### [Exercise]
From the entries provided below, copy each line that contains the word "into".

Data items
━━━

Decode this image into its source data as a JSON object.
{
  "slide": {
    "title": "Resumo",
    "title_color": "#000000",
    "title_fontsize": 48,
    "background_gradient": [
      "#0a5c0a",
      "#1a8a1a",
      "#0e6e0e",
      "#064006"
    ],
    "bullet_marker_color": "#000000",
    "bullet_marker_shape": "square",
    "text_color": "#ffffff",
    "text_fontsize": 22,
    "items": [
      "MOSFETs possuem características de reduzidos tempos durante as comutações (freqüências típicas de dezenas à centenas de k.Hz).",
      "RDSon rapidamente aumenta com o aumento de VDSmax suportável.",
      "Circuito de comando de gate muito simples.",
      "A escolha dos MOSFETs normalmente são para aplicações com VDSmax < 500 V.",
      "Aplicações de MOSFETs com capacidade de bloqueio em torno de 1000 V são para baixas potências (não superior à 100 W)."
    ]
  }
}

━━━

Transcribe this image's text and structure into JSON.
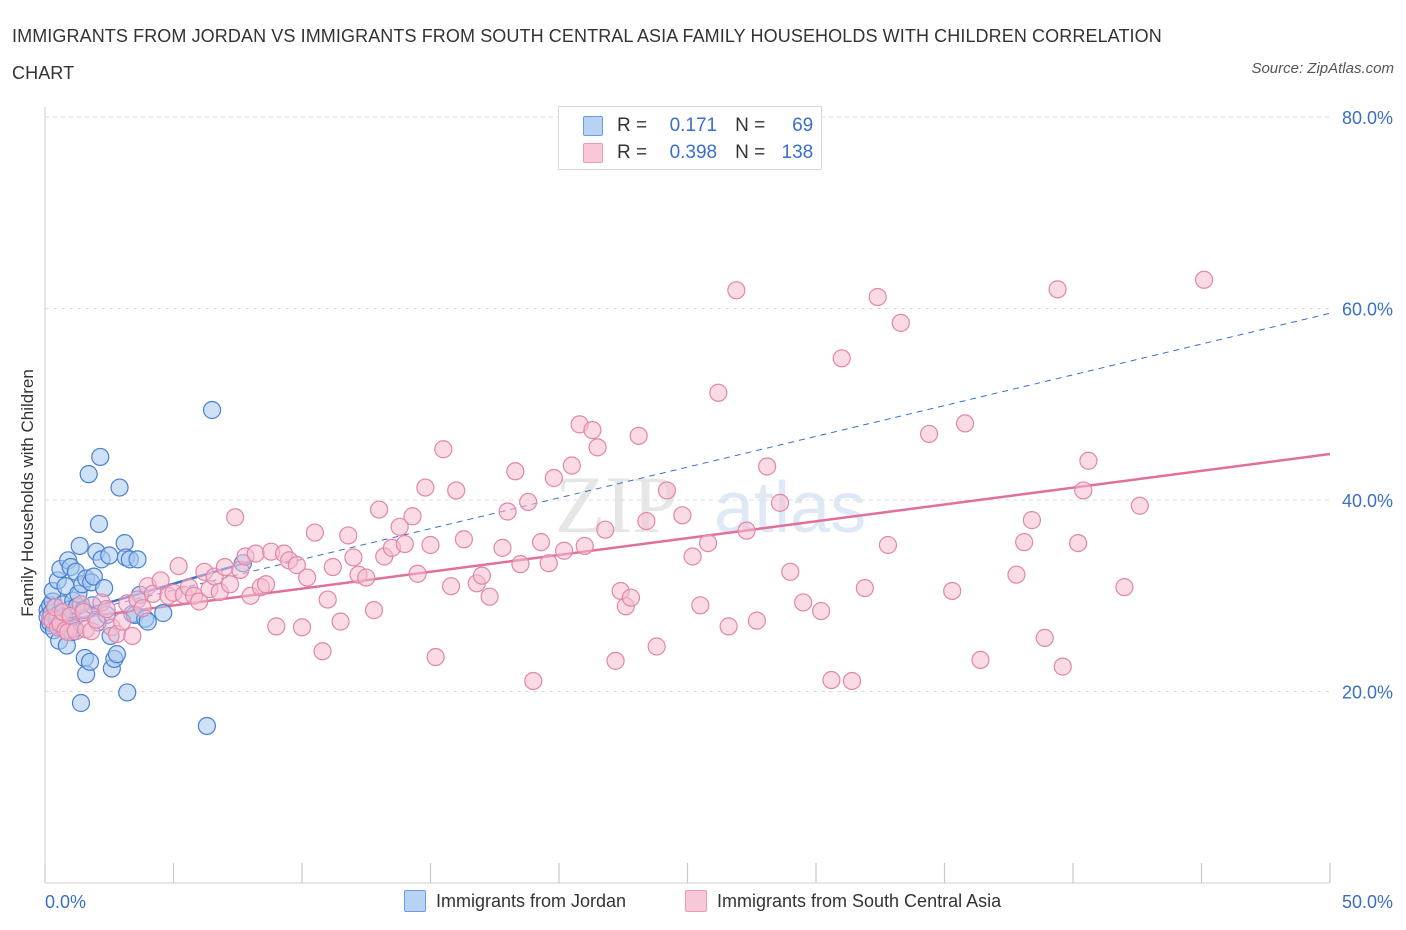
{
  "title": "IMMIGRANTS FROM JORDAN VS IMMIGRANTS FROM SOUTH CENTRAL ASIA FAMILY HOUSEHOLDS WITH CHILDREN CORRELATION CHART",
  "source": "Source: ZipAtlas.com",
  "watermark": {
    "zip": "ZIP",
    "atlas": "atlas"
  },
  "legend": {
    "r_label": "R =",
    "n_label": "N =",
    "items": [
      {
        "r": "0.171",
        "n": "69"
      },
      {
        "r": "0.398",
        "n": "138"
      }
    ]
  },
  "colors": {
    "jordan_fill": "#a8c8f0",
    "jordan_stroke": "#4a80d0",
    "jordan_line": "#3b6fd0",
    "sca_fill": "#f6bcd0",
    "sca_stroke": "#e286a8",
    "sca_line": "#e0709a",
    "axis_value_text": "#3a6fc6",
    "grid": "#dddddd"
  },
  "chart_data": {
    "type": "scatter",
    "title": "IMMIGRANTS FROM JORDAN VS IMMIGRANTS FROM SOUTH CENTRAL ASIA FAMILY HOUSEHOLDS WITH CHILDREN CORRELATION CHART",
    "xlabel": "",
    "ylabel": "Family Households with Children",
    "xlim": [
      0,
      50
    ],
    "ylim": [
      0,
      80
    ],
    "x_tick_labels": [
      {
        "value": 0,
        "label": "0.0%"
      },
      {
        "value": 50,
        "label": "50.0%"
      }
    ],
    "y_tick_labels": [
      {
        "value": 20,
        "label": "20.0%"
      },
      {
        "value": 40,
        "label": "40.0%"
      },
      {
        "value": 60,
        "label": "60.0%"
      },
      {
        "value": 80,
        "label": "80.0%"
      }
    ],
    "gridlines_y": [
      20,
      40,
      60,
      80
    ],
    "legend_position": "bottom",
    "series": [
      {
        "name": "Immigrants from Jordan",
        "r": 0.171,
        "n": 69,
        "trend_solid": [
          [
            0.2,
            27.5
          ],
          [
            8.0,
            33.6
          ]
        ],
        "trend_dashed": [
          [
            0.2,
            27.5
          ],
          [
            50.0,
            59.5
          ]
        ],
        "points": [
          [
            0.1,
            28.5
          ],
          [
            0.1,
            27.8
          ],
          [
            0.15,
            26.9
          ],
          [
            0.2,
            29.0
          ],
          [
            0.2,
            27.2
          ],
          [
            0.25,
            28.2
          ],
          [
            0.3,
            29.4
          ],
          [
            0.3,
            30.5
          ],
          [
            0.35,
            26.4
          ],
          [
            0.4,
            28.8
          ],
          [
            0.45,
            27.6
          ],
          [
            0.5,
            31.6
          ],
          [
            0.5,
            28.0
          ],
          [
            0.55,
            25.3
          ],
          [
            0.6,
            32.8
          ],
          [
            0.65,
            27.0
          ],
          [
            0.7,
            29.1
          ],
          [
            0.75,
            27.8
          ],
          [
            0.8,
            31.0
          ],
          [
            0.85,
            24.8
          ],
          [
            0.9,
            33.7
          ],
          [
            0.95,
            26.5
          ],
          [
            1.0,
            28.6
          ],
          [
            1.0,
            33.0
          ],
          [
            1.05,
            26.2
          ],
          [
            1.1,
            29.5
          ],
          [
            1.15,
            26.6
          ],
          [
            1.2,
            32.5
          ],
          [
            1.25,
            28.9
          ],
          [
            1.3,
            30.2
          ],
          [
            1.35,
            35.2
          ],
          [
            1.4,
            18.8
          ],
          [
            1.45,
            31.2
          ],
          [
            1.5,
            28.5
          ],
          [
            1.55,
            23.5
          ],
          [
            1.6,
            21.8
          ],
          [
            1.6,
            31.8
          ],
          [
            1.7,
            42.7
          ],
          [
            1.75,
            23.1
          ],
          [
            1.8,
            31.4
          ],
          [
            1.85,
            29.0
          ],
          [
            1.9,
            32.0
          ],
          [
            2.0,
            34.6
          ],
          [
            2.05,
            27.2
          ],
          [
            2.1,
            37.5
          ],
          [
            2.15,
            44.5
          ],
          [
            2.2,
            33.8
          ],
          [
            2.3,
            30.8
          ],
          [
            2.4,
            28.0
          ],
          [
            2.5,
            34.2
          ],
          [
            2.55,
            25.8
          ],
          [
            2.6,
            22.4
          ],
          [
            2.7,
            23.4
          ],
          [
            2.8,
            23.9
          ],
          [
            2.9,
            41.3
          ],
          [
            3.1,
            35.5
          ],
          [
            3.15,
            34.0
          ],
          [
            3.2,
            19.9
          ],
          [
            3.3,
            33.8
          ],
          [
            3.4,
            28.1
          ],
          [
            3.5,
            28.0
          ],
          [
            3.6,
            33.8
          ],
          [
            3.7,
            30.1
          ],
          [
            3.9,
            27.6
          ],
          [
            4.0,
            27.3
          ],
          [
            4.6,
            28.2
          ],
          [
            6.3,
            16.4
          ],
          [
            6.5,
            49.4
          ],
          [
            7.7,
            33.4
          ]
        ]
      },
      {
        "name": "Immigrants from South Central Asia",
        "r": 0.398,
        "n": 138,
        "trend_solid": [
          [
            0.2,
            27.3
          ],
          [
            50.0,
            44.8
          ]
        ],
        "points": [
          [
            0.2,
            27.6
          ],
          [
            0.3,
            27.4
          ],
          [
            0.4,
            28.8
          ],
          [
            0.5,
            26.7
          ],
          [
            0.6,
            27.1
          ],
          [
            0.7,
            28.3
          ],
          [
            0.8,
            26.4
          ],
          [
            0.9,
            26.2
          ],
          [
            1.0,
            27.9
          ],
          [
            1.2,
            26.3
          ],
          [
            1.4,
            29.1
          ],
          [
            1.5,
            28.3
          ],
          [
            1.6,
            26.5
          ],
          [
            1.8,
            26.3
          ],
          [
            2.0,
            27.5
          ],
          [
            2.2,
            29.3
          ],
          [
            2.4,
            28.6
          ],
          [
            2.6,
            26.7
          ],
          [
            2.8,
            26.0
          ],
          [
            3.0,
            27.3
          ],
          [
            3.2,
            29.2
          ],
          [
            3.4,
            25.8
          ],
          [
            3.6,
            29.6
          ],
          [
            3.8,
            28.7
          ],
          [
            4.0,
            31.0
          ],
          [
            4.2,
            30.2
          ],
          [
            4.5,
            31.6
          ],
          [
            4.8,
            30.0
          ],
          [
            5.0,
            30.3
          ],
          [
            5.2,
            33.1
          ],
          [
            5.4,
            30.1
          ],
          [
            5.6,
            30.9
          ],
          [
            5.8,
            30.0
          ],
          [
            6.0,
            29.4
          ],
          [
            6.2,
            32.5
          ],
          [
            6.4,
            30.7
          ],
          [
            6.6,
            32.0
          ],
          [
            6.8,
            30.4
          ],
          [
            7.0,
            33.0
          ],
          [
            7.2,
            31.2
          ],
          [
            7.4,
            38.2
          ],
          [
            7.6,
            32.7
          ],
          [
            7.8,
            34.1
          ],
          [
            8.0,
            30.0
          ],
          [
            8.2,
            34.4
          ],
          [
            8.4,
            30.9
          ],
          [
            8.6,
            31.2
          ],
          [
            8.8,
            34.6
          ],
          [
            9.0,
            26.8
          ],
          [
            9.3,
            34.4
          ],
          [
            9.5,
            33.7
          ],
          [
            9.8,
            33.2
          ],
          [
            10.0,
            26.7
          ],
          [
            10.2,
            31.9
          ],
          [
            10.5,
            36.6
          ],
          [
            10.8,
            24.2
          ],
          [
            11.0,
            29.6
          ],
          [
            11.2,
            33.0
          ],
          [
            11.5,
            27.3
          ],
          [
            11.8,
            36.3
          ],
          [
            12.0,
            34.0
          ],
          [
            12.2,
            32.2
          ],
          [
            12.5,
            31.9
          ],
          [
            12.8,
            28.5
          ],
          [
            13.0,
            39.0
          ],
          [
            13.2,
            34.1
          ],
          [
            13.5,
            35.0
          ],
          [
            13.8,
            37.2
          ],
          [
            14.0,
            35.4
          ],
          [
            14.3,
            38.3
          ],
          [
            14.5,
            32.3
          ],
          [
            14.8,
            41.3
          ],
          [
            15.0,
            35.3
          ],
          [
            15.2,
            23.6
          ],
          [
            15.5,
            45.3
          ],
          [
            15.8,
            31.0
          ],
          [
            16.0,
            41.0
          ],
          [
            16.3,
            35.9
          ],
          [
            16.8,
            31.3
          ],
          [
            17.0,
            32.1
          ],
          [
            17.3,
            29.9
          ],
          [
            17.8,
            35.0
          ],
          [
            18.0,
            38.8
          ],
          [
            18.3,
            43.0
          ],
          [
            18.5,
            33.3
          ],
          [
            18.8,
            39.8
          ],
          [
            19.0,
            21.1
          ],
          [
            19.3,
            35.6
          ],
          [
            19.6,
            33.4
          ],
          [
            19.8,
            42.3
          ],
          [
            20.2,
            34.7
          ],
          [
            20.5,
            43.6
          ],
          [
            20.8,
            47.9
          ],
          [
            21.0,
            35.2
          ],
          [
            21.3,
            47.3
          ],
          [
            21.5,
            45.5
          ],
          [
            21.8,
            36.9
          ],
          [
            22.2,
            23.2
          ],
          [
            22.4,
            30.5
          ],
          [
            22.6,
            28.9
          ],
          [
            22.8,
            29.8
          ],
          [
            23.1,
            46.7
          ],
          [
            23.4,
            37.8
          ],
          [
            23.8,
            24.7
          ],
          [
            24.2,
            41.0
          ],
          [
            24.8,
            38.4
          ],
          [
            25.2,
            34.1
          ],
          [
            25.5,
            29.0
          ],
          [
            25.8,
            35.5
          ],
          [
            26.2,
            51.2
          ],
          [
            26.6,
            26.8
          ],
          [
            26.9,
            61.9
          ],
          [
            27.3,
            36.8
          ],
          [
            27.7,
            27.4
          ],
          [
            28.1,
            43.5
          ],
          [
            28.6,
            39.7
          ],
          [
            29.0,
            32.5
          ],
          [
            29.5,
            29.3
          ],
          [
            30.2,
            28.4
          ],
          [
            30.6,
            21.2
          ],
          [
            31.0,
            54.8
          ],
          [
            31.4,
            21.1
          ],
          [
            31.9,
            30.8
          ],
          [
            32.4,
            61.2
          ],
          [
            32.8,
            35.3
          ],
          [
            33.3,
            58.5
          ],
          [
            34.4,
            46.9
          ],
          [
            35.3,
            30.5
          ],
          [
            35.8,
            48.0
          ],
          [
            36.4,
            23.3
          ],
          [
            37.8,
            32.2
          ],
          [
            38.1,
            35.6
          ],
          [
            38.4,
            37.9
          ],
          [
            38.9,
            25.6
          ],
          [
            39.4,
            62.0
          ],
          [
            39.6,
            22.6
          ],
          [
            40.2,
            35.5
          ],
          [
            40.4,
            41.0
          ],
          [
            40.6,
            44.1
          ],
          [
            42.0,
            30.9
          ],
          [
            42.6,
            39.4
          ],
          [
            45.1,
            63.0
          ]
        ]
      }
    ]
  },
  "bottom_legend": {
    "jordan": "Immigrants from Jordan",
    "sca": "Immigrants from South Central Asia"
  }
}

━━━

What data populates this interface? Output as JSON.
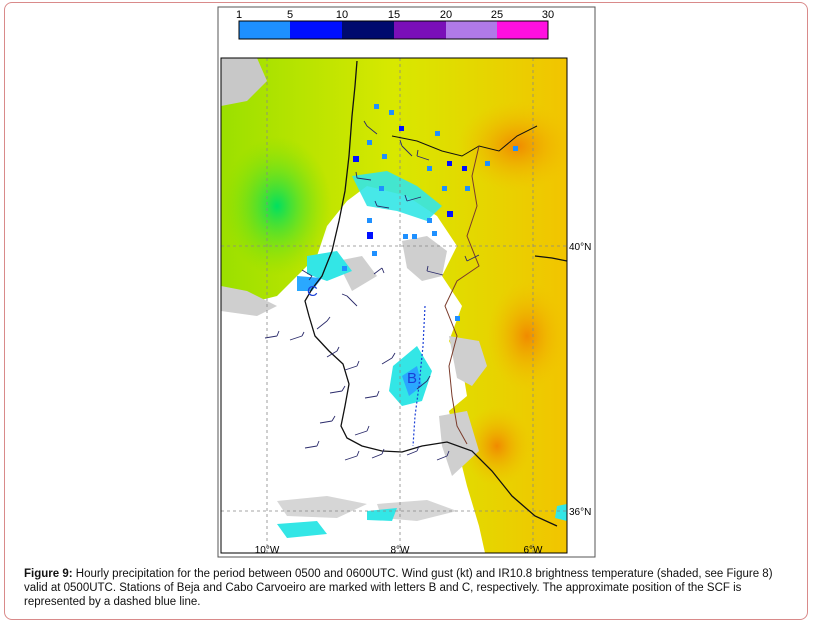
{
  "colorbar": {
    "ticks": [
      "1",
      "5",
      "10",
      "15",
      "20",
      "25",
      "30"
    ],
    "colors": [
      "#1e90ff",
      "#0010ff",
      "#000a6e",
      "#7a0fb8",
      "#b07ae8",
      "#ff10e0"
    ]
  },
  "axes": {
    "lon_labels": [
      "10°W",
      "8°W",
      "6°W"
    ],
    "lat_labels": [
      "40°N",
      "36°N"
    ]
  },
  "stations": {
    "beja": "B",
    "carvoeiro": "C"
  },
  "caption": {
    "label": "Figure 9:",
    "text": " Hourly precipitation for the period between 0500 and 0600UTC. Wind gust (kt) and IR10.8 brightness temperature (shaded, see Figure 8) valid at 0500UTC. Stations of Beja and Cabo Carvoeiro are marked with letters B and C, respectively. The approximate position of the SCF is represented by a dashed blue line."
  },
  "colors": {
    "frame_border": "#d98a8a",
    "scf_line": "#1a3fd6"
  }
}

━━━

### [Task output]
Decode this image into its source data as a JSON object.
Transcribe this image's text and structure into JSON.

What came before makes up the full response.